THE TASK:
Exactly reproduce each record listed below.

DATASET:
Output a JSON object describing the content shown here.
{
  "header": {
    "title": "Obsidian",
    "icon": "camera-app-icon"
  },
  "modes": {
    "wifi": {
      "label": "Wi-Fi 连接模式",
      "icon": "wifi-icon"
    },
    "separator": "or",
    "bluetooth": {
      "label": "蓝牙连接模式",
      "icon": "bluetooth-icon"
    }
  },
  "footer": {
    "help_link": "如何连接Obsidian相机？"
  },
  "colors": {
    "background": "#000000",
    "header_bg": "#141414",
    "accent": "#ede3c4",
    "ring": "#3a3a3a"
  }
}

SOLUTION TO THE PROBLEM:
Output a JSON object describing the content shown here.
{
  "header": {
    "title": "Obsidian",
    "icon": "camera-app-icon"
  },
  "modes": {
    "wifi": {
      "label": "Wi-Fi 连接模式",
      "icon": "wifi-icon"
    },
    "separator": "or",
    "bluetooth": {
      "label": "蓝牙连接模式",
      "icon": "bluetooth-icon"
    }
  },
  "footer": {
    "help_link": "如何连接Obsidian相机？"
  },
  "colors": {
    "background": "#000000",
    "header_bg": "#141414",
    "accent": "#ede3c4",
    "ring": "#3a3a3a"
  }
}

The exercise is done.